-- The data start --

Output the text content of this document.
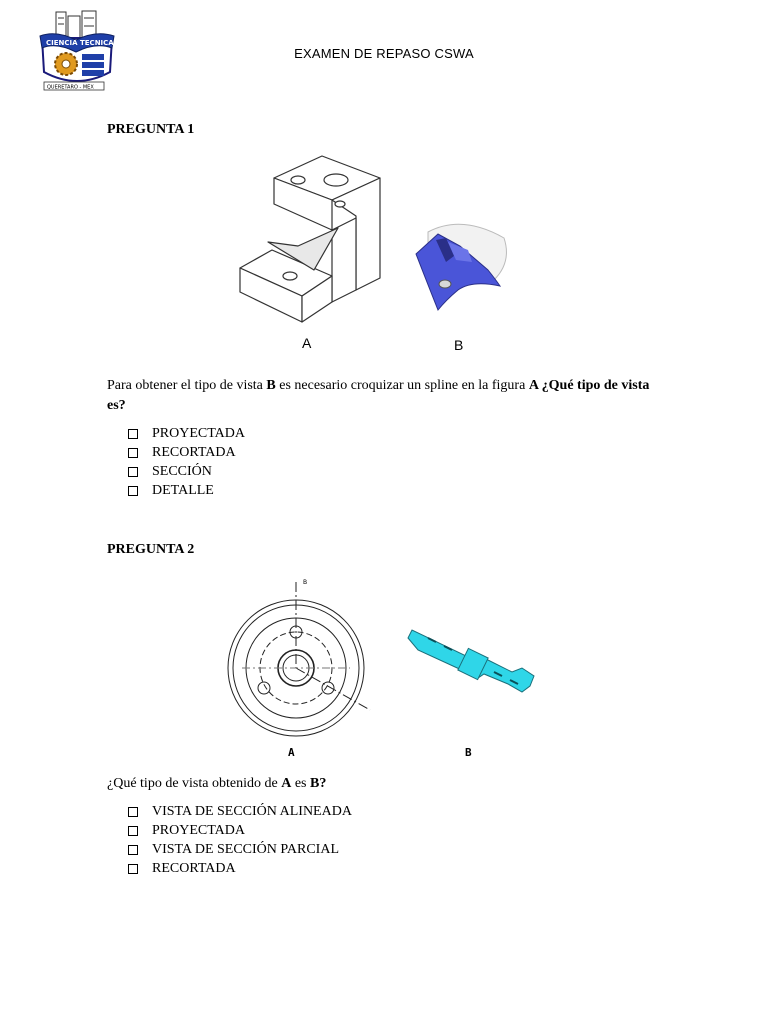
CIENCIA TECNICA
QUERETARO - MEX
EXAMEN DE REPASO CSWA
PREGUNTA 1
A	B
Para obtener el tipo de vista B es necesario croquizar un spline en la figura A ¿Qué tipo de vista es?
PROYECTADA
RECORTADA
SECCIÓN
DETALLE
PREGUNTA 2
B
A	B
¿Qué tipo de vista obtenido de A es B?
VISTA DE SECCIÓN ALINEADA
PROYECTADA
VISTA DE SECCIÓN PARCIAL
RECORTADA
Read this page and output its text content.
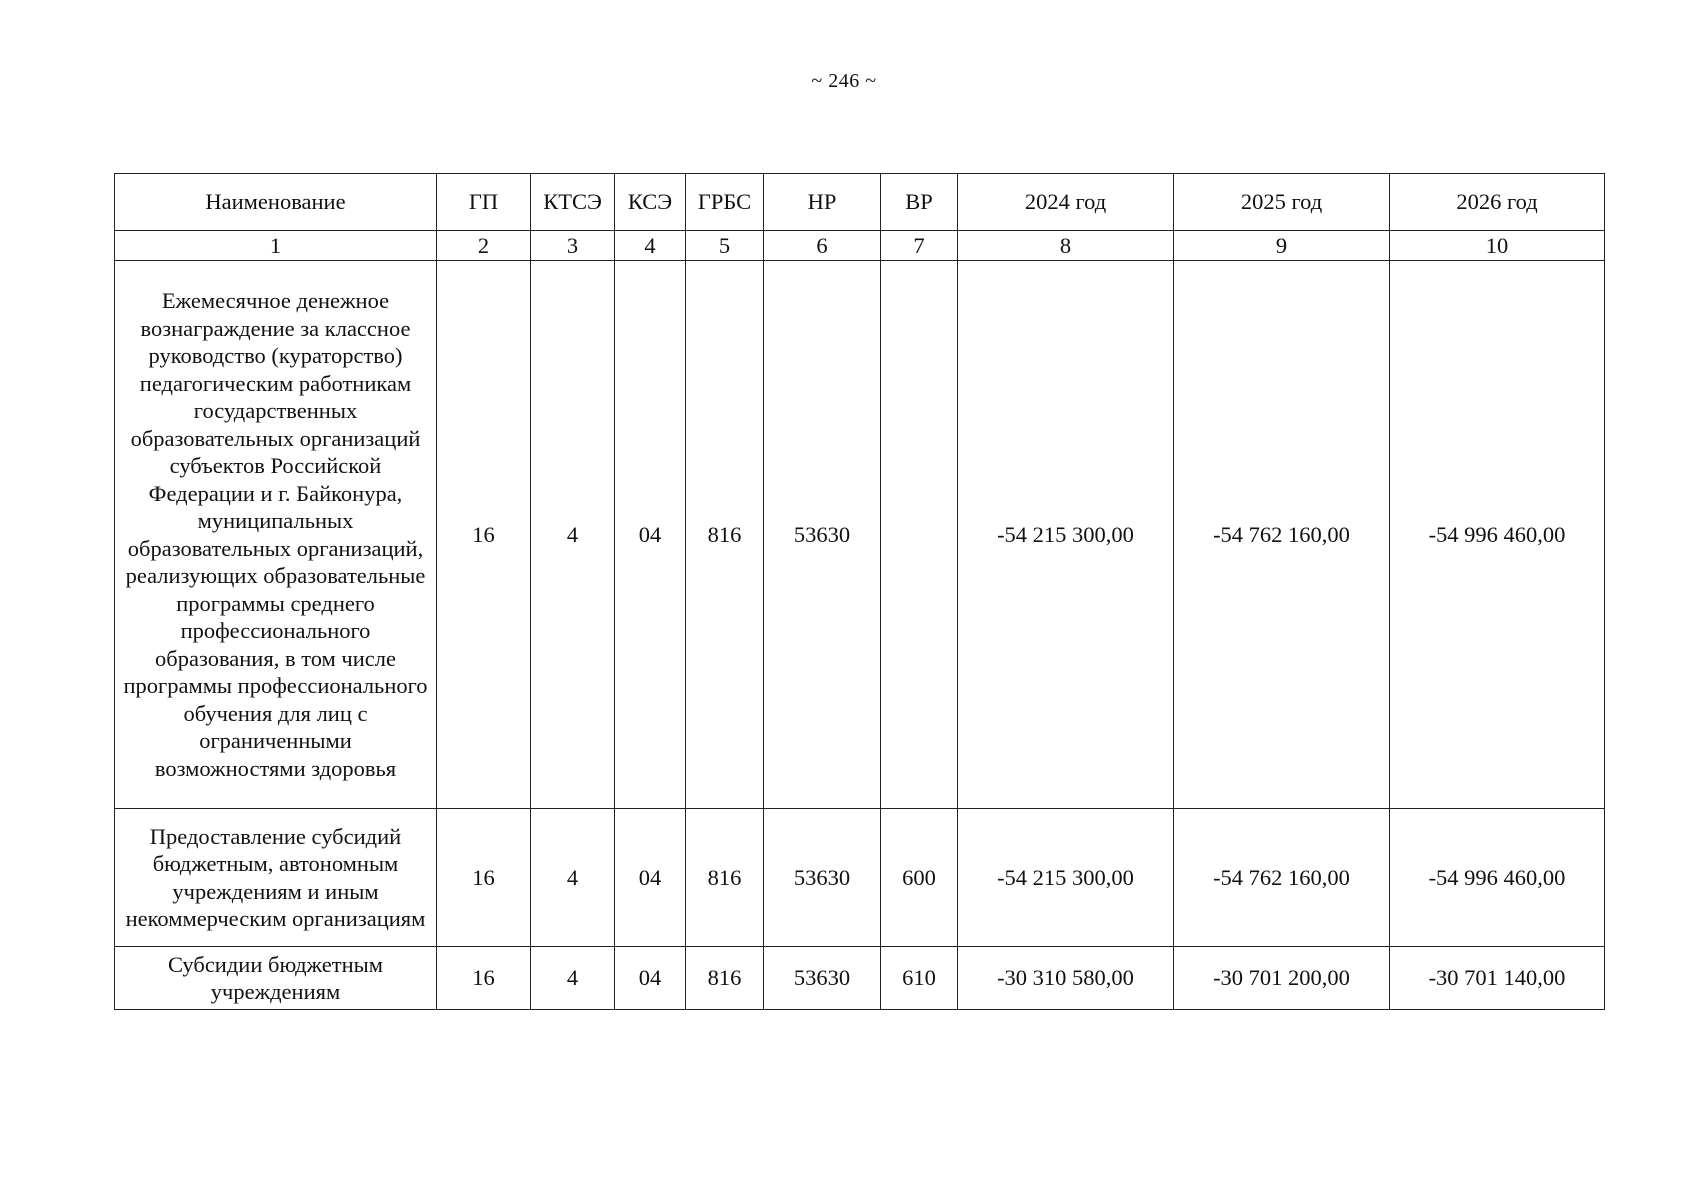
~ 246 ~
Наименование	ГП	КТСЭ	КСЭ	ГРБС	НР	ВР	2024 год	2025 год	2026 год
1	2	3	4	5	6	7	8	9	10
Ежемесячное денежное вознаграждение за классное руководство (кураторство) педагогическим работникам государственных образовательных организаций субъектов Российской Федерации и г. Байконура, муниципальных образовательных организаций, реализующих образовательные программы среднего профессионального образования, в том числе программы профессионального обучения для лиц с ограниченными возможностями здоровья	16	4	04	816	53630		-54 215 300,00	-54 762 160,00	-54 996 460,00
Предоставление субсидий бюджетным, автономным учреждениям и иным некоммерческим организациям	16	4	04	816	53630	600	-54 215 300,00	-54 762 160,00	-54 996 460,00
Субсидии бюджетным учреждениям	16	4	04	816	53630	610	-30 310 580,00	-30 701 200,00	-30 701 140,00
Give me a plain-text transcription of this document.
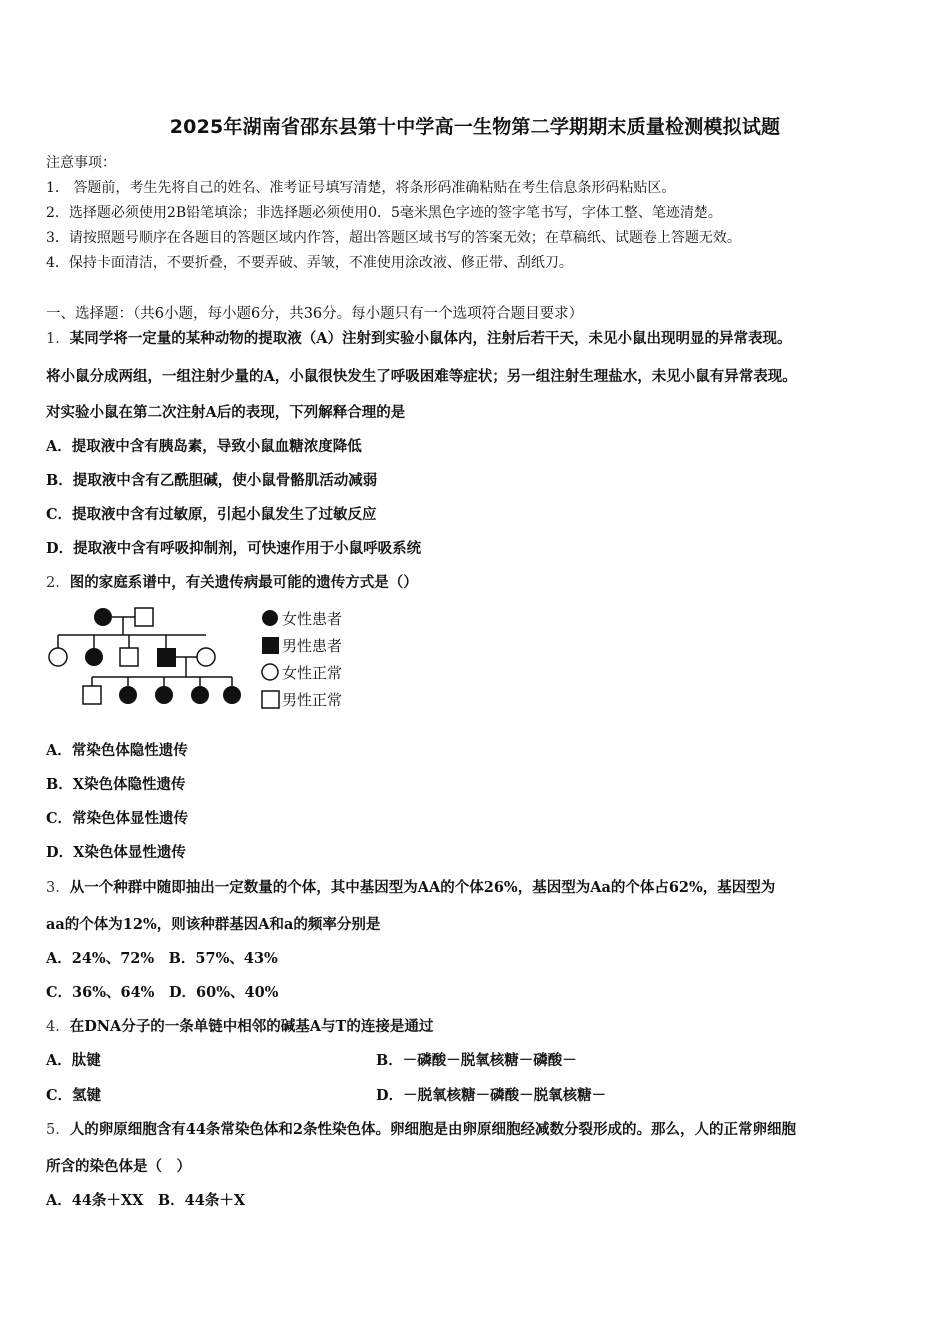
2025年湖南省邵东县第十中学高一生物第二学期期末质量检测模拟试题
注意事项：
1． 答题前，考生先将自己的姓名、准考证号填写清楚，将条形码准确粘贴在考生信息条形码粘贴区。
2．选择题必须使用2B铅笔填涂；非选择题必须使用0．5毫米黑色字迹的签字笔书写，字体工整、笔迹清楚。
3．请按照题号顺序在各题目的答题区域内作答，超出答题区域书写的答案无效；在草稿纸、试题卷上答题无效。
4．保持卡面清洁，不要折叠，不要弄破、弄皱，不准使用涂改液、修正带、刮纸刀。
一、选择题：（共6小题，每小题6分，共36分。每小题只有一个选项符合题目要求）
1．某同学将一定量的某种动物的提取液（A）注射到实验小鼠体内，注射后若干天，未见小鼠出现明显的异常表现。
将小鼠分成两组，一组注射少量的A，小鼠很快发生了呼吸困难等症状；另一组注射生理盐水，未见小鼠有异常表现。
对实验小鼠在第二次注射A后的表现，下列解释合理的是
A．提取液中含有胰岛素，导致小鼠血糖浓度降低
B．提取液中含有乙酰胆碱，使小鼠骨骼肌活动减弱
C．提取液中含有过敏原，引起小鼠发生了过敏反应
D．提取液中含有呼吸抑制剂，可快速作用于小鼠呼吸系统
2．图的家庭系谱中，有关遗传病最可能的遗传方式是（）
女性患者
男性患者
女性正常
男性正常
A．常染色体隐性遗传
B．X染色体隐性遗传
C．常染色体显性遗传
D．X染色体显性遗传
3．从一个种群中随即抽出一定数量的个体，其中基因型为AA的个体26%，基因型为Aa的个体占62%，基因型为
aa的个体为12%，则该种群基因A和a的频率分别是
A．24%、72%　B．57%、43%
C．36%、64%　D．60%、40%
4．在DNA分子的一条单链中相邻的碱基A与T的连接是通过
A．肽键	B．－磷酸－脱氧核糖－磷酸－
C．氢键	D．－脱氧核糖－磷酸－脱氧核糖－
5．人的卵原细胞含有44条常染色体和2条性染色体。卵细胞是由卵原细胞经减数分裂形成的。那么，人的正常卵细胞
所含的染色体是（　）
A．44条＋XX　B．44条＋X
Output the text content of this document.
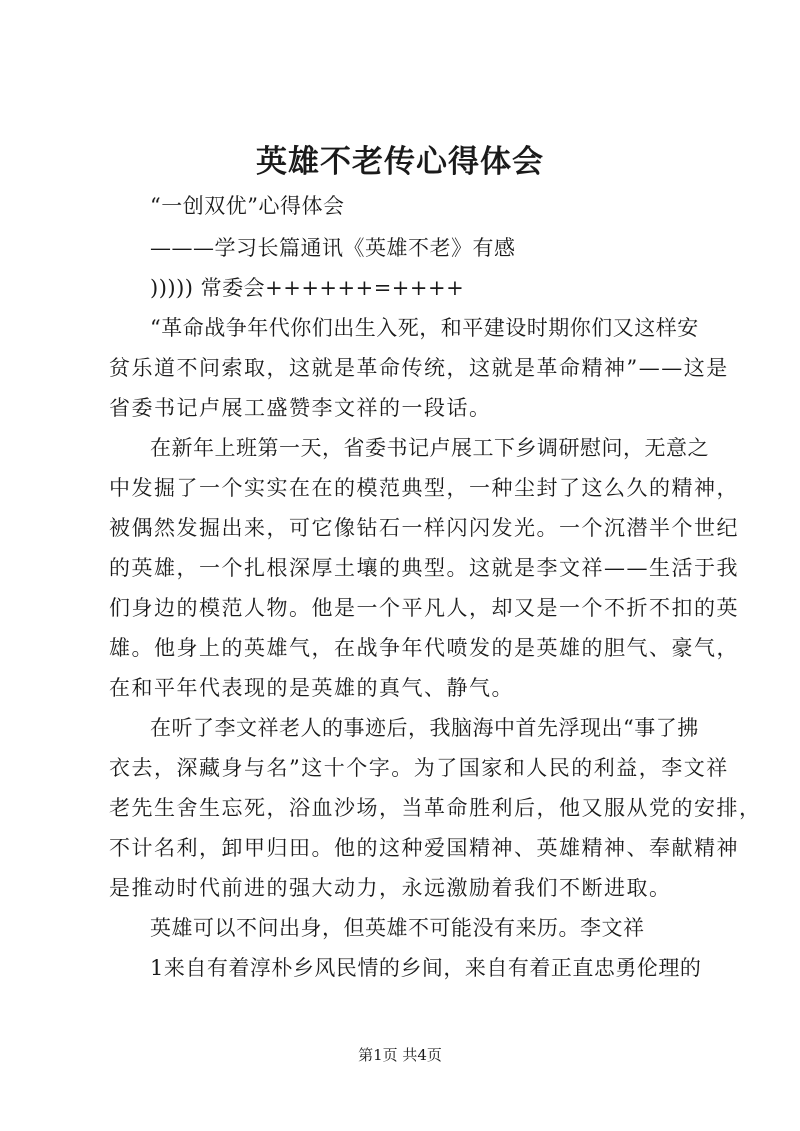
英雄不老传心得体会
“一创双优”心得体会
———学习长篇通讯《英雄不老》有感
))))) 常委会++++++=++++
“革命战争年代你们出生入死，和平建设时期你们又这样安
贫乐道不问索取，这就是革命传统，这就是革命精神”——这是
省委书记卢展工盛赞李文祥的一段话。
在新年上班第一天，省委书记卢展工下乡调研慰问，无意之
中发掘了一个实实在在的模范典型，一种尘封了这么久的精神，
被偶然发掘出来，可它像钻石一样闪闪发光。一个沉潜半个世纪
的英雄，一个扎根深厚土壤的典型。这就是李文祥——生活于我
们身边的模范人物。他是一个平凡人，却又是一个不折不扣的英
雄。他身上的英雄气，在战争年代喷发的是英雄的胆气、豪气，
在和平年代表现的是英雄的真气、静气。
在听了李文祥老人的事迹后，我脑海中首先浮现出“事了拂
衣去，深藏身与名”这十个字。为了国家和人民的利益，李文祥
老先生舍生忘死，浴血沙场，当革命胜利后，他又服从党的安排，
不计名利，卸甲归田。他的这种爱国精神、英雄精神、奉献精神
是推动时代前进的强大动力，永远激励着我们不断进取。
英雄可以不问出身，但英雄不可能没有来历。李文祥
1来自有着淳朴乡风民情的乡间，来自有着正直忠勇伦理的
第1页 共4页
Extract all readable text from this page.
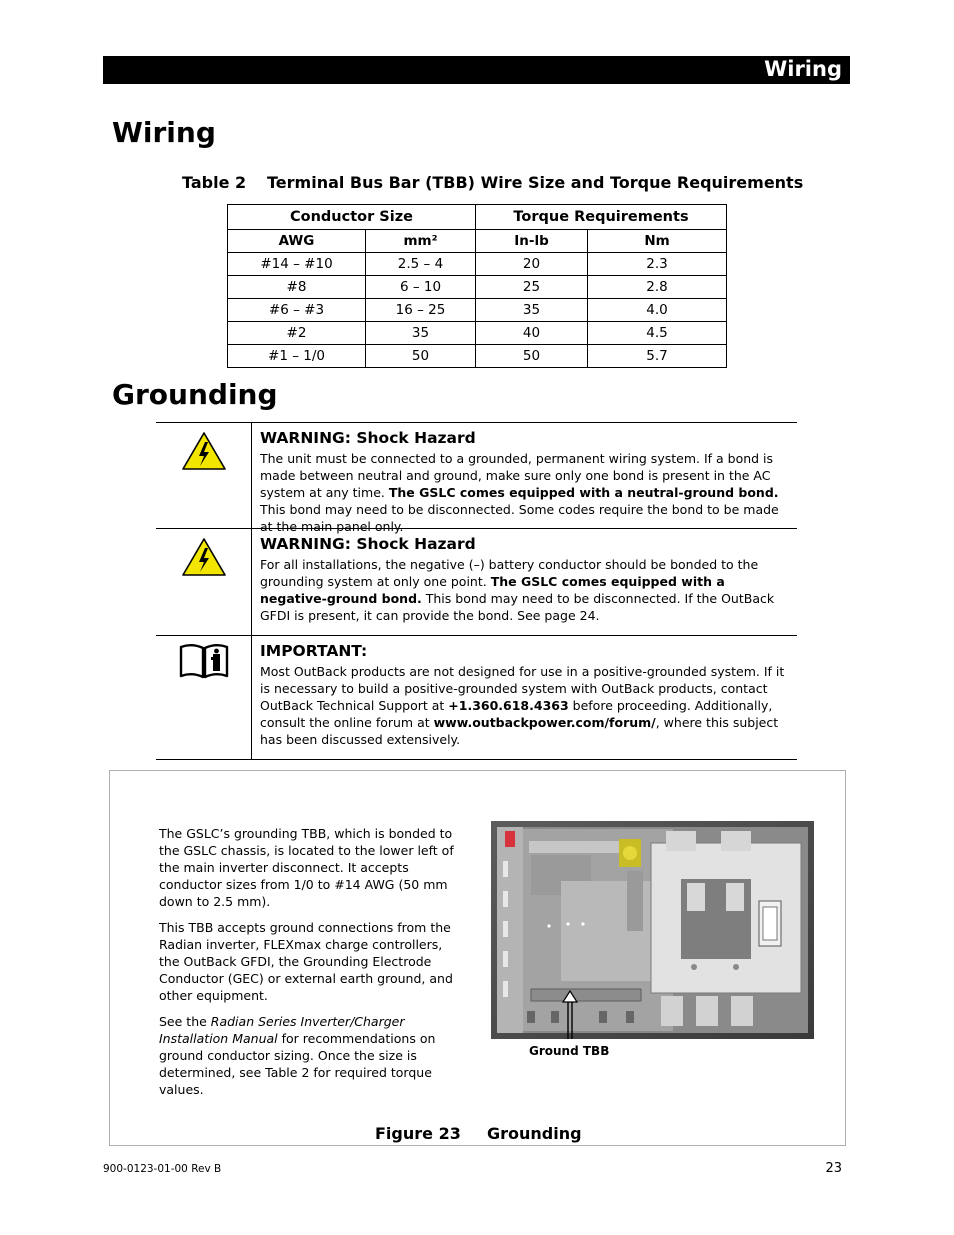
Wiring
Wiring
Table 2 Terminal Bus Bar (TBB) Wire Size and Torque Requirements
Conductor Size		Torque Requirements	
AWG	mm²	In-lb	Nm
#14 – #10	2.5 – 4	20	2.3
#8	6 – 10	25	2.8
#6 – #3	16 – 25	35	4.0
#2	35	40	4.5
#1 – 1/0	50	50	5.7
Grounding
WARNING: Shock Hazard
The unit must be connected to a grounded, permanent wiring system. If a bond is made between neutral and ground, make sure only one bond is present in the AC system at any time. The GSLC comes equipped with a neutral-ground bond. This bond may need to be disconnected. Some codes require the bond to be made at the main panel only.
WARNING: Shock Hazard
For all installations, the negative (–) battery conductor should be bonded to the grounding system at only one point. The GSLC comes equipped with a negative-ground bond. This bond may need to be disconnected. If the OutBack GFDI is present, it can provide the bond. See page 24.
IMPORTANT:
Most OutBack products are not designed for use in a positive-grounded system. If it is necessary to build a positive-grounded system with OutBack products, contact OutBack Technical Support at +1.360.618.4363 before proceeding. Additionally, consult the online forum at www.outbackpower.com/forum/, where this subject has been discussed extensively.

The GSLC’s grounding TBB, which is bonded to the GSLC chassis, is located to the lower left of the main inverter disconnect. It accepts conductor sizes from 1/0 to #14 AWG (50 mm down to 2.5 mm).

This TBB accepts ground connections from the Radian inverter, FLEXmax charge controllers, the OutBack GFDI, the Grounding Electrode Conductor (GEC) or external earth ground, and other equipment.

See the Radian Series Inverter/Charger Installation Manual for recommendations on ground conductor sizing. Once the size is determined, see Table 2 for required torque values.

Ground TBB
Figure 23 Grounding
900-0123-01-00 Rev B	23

-- The data end --

▶ **Problem requirements**:
From the data above, copy each line where the string "text" appears.

▶ **Solution to this exercise**:
Output the text content of this document.
Read this page and output its text content.
Give me a plain-text transcription of this document.
Output the text content of this document.
Extract all readable text from this page.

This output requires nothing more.